▸ **DATASET**
###

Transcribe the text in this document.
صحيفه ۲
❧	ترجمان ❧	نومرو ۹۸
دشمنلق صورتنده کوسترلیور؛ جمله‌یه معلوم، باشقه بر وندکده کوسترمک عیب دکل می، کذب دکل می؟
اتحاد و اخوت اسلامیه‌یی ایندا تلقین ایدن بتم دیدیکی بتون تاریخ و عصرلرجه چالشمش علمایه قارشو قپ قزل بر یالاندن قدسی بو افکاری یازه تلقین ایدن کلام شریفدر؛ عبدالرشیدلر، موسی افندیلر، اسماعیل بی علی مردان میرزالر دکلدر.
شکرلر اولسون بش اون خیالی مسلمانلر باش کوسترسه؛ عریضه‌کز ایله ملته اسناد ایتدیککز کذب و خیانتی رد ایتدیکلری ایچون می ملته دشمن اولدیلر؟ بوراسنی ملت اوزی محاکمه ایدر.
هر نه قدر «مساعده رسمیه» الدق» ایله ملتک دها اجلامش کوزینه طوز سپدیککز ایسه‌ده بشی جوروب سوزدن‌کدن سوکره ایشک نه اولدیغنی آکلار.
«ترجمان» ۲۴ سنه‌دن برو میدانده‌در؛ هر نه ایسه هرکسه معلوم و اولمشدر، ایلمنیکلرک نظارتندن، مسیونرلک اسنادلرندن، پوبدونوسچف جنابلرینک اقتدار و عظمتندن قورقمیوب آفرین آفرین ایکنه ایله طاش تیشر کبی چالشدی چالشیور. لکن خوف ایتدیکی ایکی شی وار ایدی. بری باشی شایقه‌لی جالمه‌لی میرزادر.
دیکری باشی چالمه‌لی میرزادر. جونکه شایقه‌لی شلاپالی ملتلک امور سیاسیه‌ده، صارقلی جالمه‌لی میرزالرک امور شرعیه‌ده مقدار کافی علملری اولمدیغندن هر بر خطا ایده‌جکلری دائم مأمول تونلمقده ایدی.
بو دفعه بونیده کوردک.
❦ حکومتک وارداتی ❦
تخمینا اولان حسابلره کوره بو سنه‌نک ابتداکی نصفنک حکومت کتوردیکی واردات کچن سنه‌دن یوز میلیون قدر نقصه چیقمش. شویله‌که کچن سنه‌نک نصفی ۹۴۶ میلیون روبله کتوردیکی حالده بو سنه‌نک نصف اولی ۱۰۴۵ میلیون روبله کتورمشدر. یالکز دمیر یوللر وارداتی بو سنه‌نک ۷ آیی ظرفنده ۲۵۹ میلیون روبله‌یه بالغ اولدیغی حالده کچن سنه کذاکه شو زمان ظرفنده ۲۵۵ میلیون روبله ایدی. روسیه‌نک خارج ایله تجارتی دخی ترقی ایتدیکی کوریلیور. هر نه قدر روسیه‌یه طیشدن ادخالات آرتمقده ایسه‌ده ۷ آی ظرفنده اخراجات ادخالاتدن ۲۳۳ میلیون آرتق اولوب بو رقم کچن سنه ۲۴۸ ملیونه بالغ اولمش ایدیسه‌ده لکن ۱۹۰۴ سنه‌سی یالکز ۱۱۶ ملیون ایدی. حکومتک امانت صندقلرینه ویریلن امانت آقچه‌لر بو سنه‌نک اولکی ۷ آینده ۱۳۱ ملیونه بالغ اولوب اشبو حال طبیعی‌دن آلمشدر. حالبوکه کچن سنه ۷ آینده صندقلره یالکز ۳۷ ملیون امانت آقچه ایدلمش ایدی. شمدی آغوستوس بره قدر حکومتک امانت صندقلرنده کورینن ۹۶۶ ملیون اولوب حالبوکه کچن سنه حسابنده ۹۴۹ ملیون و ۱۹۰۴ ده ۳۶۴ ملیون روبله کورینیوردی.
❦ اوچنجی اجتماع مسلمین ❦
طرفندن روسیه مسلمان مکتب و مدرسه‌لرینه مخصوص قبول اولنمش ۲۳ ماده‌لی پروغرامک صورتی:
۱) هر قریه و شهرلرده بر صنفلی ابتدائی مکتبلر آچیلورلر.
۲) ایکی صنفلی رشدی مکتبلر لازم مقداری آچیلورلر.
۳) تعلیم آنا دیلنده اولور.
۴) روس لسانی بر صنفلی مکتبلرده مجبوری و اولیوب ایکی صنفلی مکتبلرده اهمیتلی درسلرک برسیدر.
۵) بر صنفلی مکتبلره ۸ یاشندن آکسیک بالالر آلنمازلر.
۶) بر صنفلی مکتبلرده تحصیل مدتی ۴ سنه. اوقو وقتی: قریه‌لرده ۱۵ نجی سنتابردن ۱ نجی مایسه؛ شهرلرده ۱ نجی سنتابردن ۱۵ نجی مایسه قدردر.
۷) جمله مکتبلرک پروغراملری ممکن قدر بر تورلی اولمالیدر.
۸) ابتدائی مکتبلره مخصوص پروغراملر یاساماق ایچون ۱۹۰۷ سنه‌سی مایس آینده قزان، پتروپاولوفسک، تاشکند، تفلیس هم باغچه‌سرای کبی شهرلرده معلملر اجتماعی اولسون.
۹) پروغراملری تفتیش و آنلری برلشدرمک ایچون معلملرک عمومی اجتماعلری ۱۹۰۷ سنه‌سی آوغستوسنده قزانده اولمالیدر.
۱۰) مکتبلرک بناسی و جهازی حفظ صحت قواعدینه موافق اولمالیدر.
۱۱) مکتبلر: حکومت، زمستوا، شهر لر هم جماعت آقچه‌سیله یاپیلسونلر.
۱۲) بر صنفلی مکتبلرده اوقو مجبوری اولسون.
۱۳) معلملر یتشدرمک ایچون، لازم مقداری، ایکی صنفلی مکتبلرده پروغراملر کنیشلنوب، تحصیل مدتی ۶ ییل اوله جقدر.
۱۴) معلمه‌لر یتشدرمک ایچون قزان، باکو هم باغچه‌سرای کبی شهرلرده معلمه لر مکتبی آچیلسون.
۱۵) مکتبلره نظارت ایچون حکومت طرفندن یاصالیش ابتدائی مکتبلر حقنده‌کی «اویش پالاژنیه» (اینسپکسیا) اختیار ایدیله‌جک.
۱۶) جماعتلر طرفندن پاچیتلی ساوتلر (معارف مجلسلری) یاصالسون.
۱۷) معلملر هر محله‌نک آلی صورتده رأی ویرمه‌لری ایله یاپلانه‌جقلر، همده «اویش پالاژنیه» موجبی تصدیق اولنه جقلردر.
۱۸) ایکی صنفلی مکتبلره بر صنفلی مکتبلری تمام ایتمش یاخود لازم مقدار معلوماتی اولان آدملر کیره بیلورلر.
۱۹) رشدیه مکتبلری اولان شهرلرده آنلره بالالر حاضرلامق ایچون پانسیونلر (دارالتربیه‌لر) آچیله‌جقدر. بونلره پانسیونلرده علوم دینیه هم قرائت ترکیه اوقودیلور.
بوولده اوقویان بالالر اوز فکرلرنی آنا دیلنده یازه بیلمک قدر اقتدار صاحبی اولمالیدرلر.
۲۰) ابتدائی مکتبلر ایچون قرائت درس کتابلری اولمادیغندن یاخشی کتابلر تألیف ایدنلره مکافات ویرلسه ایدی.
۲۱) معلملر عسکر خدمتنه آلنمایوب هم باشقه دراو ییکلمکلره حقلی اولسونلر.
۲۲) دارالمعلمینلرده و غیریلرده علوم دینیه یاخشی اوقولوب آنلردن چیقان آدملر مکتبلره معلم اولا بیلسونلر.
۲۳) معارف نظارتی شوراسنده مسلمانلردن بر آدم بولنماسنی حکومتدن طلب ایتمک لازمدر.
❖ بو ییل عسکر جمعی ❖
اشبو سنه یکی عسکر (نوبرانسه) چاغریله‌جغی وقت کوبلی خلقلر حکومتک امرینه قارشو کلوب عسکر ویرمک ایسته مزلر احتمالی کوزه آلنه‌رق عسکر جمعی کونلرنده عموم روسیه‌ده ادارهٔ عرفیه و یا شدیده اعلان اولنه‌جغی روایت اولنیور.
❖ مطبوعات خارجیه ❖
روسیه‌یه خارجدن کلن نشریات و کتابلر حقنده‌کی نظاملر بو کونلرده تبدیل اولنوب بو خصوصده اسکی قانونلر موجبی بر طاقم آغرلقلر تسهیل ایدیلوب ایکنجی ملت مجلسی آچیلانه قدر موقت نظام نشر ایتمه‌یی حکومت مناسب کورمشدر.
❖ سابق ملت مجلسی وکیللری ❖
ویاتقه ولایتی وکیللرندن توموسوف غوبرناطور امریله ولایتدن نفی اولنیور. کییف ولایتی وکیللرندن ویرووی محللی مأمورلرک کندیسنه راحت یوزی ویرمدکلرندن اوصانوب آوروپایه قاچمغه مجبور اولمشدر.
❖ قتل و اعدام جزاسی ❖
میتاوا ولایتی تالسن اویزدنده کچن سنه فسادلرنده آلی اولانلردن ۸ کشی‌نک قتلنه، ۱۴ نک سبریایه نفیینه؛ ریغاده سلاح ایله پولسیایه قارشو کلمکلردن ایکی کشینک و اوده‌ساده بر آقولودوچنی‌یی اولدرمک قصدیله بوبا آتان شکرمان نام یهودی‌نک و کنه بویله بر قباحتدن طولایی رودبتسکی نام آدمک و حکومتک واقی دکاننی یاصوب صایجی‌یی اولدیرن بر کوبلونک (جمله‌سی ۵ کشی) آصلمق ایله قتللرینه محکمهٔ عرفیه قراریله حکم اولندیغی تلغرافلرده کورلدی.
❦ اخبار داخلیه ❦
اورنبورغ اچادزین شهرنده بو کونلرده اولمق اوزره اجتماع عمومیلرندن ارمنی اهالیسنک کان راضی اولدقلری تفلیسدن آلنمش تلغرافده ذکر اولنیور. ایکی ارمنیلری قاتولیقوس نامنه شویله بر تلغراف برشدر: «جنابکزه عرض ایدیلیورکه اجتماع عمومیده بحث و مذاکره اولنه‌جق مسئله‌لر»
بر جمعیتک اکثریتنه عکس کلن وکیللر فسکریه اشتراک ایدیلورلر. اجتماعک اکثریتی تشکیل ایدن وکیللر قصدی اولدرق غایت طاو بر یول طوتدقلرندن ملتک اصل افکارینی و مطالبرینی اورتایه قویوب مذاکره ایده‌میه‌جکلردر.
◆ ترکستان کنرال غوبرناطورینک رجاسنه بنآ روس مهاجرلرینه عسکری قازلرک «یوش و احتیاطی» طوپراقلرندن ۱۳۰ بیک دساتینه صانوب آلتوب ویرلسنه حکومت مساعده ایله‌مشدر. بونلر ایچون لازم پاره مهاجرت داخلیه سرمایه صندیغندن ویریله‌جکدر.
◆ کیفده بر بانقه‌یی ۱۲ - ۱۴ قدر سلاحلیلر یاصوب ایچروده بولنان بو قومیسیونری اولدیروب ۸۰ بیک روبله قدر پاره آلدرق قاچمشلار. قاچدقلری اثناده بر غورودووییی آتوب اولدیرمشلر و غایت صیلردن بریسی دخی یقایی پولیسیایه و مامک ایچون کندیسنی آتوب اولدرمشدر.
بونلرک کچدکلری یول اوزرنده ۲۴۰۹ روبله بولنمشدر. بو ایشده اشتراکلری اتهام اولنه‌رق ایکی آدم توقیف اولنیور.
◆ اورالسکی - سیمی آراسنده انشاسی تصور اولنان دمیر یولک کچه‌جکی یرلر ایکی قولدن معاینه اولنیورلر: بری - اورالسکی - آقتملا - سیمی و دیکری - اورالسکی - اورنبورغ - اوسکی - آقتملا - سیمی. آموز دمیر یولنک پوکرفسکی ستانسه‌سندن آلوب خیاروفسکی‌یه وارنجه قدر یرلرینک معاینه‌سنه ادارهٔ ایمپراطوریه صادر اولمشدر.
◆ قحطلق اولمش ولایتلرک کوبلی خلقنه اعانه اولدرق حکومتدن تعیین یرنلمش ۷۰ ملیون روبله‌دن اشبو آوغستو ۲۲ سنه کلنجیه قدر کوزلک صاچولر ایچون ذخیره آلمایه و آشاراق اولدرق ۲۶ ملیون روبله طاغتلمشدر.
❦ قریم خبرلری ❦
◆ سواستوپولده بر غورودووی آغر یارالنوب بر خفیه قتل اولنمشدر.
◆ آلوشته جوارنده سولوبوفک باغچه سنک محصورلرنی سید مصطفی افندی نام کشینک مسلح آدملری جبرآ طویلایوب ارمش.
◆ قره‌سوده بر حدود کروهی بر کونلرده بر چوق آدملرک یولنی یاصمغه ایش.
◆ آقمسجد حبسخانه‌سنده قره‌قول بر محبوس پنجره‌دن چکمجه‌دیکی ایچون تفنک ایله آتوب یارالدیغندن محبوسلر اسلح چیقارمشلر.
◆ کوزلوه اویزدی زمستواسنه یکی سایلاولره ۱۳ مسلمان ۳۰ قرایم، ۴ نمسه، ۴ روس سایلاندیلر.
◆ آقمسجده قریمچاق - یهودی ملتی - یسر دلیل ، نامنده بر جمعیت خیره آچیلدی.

###

Read through the entries and copy each line in which "کتابلر" appears.

۲۰) ابتدائی مکتبلر ایچون قرائت درس کتابلری اولمادیغندن یاخشی کتابلر تألیف ایدنلره مکافات ویرلسه ایدی.
روسیه‌یه خارجدن کلن نشریات و کتابلر حقنده‌کی نظاملر بو کونلرده تبدیل اولنوب بو خصوصده اسکی قانونلر موجبی بر طاقم آغرلقلر تسهیل ایدیلوب ایکنجی ملت مجلسی آچیلانه قدر موقت نظام نشر ایتمه‌یی حکومت مناسب کورمشدر.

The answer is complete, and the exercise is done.